> _The input_
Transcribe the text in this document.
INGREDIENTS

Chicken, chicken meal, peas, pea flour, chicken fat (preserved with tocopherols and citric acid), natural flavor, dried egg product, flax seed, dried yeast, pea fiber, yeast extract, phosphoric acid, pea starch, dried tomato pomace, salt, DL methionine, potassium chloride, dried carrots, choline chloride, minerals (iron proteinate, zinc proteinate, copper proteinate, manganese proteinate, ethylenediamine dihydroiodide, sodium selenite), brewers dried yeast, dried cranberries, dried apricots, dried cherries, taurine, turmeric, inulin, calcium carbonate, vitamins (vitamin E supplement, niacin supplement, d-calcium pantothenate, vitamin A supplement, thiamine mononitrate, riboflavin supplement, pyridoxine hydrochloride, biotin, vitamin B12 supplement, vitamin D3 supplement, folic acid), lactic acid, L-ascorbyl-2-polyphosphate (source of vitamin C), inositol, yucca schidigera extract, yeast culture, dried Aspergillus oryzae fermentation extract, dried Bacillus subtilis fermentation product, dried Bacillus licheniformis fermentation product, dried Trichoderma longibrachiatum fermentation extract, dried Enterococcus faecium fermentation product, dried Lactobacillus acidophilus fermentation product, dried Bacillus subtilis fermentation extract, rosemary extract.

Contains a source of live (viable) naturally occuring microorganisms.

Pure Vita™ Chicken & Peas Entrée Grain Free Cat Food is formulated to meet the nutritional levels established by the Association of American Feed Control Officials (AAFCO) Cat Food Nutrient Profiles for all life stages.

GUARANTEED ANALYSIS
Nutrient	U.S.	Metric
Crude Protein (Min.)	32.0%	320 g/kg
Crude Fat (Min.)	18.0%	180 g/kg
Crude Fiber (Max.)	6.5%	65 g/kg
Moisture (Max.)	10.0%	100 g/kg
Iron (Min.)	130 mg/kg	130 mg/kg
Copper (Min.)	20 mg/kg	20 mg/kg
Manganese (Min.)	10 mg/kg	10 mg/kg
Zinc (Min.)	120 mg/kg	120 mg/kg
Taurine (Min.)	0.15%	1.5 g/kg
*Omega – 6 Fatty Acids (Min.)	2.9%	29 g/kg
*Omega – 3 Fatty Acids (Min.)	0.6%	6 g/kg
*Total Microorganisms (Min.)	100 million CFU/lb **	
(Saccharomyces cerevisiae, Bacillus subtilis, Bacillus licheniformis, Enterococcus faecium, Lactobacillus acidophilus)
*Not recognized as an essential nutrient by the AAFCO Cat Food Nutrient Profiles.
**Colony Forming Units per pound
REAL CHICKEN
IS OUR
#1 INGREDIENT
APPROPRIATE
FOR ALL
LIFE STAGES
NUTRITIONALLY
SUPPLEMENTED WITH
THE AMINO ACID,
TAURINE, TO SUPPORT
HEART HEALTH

==

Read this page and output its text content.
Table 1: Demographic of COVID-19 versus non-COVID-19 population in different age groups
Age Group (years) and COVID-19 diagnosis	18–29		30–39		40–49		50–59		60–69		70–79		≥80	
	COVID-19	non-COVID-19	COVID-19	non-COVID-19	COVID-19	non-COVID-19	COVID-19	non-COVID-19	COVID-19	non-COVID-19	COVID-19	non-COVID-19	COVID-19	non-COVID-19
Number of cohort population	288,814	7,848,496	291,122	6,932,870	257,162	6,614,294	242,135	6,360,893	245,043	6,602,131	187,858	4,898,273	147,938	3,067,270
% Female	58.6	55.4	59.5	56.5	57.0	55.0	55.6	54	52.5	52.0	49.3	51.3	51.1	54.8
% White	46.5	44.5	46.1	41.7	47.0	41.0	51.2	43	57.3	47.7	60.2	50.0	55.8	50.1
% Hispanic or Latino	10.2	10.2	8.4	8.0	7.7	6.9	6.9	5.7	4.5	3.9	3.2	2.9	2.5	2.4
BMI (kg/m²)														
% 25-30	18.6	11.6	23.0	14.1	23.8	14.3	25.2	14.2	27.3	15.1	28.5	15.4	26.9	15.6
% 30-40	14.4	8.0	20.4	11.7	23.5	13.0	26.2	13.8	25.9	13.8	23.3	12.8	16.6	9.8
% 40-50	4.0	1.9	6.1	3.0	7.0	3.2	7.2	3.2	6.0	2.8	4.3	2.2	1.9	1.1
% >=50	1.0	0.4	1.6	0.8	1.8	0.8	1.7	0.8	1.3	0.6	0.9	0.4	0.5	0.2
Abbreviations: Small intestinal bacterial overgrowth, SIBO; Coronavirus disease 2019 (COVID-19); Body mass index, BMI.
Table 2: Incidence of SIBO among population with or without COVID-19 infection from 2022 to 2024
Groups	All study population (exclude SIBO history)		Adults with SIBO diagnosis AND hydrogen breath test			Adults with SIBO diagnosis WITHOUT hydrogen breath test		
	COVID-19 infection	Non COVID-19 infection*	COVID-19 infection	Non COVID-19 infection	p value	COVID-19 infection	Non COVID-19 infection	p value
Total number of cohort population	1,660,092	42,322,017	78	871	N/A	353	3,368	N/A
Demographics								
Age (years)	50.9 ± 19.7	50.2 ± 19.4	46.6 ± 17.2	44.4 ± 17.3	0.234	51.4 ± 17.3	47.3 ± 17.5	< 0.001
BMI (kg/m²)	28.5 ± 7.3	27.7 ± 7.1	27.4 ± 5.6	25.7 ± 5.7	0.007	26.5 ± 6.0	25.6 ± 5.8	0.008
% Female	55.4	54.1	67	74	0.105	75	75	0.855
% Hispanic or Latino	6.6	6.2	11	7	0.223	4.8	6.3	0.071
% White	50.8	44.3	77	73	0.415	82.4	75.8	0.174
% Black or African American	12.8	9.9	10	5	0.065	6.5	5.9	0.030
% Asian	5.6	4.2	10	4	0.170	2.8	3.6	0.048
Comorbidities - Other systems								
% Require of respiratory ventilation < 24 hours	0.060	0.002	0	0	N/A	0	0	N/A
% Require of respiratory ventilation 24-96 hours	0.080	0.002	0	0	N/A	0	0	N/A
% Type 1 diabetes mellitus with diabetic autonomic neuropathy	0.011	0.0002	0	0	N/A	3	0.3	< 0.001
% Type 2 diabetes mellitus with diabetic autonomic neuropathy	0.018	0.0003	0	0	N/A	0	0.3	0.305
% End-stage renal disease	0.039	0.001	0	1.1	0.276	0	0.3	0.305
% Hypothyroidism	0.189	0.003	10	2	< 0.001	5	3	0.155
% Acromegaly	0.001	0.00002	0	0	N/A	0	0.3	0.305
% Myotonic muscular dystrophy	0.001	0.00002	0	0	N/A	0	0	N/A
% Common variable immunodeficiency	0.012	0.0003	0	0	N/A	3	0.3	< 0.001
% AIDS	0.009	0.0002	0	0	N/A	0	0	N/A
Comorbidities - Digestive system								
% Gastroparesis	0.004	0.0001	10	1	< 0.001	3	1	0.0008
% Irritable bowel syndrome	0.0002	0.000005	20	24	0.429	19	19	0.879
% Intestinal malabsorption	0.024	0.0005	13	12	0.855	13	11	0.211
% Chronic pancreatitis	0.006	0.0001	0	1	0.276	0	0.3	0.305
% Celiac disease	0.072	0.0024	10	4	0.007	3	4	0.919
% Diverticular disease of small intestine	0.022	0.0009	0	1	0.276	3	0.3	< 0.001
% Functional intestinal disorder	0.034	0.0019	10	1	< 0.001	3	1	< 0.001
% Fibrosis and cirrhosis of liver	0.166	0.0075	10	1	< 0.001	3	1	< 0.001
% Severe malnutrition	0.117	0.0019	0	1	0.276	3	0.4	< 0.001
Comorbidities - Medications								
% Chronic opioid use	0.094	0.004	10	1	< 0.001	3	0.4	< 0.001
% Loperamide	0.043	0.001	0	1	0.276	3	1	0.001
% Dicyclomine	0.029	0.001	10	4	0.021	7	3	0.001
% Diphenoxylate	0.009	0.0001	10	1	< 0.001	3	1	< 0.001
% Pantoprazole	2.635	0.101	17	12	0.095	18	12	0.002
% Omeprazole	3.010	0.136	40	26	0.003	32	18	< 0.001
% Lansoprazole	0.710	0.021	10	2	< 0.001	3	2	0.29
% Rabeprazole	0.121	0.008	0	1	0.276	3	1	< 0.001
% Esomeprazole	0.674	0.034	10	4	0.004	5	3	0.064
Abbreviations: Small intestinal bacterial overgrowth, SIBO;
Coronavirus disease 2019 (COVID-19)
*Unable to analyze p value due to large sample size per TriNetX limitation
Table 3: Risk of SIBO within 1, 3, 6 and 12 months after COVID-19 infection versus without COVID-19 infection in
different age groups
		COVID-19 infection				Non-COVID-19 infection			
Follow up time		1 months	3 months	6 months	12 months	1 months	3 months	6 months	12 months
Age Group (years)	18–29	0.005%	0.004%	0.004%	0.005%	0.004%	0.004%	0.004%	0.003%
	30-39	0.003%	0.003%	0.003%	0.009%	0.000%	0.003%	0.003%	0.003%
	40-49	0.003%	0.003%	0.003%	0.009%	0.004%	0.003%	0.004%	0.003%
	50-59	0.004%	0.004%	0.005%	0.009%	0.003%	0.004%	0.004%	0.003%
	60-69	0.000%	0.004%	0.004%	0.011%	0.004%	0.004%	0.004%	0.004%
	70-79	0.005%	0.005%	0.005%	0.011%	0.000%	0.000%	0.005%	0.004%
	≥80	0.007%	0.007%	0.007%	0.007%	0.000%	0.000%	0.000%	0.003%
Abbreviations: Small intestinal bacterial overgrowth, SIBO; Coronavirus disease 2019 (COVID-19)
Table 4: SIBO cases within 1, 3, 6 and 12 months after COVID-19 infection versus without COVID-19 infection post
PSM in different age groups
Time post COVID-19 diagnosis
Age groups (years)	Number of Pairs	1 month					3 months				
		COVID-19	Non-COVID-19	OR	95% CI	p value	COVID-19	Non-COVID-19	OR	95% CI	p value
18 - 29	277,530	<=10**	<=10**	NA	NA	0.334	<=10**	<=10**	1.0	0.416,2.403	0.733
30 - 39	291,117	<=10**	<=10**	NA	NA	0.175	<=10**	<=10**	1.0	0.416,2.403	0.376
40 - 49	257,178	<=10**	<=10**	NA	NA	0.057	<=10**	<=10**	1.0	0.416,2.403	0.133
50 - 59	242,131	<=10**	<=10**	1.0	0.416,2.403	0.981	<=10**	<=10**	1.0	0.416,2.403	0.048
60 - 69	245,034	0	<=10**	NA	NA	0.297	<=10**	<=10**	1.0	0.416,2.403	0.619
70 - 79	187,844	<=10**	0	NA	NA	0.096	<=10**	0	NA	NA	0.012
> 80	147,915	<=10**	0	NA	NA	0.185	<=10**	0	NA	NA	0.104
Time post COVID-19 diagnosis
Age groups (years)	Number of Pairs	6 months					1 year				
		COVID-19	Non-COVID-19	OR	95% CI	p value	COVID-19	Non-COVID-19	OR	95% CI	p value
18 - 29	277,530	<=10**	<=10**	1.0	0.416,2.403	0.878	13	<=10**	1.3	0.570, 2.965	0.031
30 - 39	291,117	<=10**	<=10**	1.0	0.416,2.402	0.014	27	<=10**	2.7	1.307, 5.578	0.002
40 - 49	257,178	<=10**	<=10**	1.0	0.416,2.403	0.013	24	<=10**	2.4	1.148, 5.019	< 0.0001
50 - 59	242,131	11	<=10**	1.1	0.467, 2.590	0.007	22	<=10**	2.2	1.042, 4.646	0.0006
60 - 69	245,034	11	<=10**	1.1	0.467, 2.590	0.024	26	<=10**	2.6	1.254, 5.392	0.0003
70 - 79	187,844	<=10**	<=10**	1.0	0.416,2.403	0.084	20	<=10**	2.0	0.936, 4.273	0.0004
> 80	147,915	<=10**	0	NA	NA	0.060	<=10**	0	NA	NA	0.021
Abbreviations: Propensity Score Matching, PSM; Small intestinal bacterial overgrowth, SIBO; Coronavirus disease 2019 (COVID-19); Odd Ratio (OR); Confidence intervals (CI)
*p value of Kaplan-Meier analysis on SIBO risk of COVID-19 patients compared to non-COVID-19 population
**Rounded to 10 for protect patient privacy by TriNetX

> _Work request_
Go through the records. Copy each line where "Female" appears.

> _Task result_
% Female	58.6	55.4	59.5	56.5	57.0	55.0	55.6	54	52.5	52.0	49.3	51.3	51.1	54.8
% Female	55.4	54.1	67	74	0.105	75	75	0.855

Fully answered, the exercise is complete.